What is asked: All of the material below is to be retyped exactly.

Materials provided:
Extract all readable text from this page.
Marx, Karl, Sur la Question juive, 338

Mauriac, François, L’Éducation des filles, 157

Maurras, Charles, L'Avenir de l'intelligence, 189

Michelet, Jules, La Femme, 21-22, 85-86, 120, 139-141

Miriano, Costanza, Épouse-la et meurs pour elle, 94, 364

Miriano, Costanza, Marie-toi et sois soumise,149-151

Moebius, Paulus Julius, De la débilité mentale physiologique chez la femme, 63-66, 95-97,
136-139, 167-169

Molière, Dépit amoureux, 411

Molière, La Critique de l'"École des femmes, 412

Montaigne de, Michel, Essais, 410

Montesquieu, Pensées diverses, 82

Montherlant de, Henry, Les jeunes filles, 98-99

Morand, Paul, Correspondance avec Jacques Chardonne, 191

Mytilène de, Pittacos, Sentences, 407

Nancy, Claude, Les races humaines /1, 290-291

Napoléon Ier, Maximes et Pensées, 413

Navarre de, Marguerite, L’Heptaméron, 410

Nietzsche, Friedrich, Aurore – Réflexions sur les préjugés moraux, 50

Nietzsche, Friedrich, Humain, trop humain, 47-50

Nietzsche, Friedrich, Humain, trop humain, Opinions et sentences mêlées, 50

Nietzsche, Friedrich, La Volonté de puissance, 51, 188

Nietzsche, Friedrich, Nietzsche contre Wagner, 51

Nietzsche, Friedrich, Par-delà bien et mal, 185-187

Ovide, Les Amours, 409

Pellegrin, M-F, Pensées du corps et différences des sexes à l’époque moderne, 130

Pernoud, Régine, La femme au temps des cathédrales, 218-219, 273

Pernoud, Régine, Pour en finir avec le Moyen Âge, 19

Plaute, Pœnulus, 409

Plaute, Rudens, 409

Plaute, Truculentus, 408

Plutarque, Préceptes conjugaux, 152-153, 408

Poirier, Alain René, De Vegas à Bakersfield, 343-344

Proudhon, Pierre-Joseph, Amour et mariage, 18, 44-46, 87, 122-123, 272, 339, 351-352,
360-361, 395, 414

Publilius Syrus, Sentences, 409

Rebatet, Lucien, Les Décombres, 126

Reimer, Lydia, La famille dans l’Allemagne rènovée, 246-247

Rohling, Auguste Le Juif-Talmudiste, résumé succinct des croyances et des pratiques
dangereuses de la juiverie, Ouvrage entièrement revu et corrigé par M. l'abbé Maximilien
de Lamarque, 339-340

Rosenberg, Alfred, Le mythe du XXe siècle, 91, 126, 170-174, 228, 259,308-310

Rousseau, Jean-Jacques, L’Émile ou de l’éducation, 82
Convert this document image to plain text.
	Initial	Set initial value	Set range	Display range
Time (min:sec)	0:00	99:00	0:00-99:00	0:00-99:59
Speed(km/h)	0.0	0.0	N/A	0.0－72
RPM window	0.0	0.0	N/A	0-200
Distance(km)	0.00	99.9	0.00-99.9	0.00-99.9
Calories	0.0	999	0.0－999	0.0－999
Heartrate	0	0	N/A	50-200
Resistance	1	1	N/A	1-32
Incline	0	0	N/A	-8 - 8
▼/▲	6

Answer to this problem:
Extract all readable text from this page.
Marx, Karl, Sur la Question juive, 338

Mauriac, François, L’Éducation des filles, 157

Maurras, Charles, L'Avenir de l'intelligence, 189

Michelet, Jules, La Femme, 21-22, 85-86, 120, 139-141

Miriano, Costanza, Épouse-la et meurs pour elle, 94, 364

Miriano, Costanza, Marie-toi et sois soumise,149-151

Moebius, Paulus Julius, De la débilité mentale physiologique chez la femme, 63-66, 95-97,
136-139, 167-169

Molière, Dépit amoureux, 411

Molière, La Critique de l'"École des femmes, 412

Montaigne de, Michel, Essais, 410

Montesquieu, Pensées diverses, 82

Montherlant de, Henry, Les jeunes filles, 98-99

Morand, Paul, Correspondance avec Jacques Chardonne, 191

Mytilène de, Pittacos, Sentences, 407

Nancy, Claude, Les races humaines /1, 290-291

Napoléon Ier, Maximes et Pensées, 413

Navarre de, Marguerite, L’Heptaméron, 410

Nietzsche, Friedrich, Aurore – Réflexions sur les préjugés moraux, 50

Nietzsche, Friedrich, Humain, trop humain, 47-50

Nietzsche, Friedrich, Humain, trop humain, Opinions et sentences mêlées, 50

Nietzsche, Friedrich, La Volonté de puissance, 51, 188

Nietzsche, Friedrich, Nietzsche contre Wagner, 51

Nietzsche, Friedrich, Par-delà bien et mal, 185-187

Ovide, Les Amours, 409

Pellegrin, M-F, Pensées du corps et différences des sexes à l’époque moderne, 130

Pernoud, Régine, La femme au temps des cathédrales, 218-219, 273

Pernoud, Régine, Pour en finir avec le Moyen Âge, 19

Plaute, Pœnulus, 409

Plaute, Rudens, 409

Plaute, Truculentus, 408

Plutarque, Préceptes conjugaux, 152-153, 408

Poirier, Alain René, De Vegas à Bakersfield, 343-344

Proudhon, Pierre-Joseph, Amour et mariage, 18, 44-46, 87, 122-123, 272, 339, 351-352,
360-361, 395, 414

Publilius Syrus, Sentences, 409

Rebatet, Lucien, Les Décombres, 126

Reimer, Lydia, La famille dans l’Allemagne rènovée, 246-247

Rohling, Auguste Le Juif-Talmudiste, résumé succinct des croyances et des pratiques
dangereuses de la juiverie, Ouvrage entièrement revu et corrigé par M. l'abbé Maximilien
de Lamarque, 339-340

Rosenberg, Alfred, Le mythe du XXe siècle, 91, 126, 170-174, 228, 259,308-310

Rousseau, Jean-Jacques, L’Émile ou de l’éducation, 82
Convert this document image to plain text.
	Initial	Set initial value	Set range	Display range
Time (min:sec)	0:00	99:00	0:00-99:00	0:00-99:59
Speed(km/h)	0.0	0.0	N/A	0.0－72
RPM window	0.0	0.0	N/A	0-200
Distance(km)	0.00	99.9	0.00-99.9	0.00-99.9
Calories	0.0	999	0.0－999	0.0－999
Heartrate	0	0	N/A	50-200
Resistance	1	1	N/A	1-32
Incline	0	0	N/A	-8 - 8
▼/▲	6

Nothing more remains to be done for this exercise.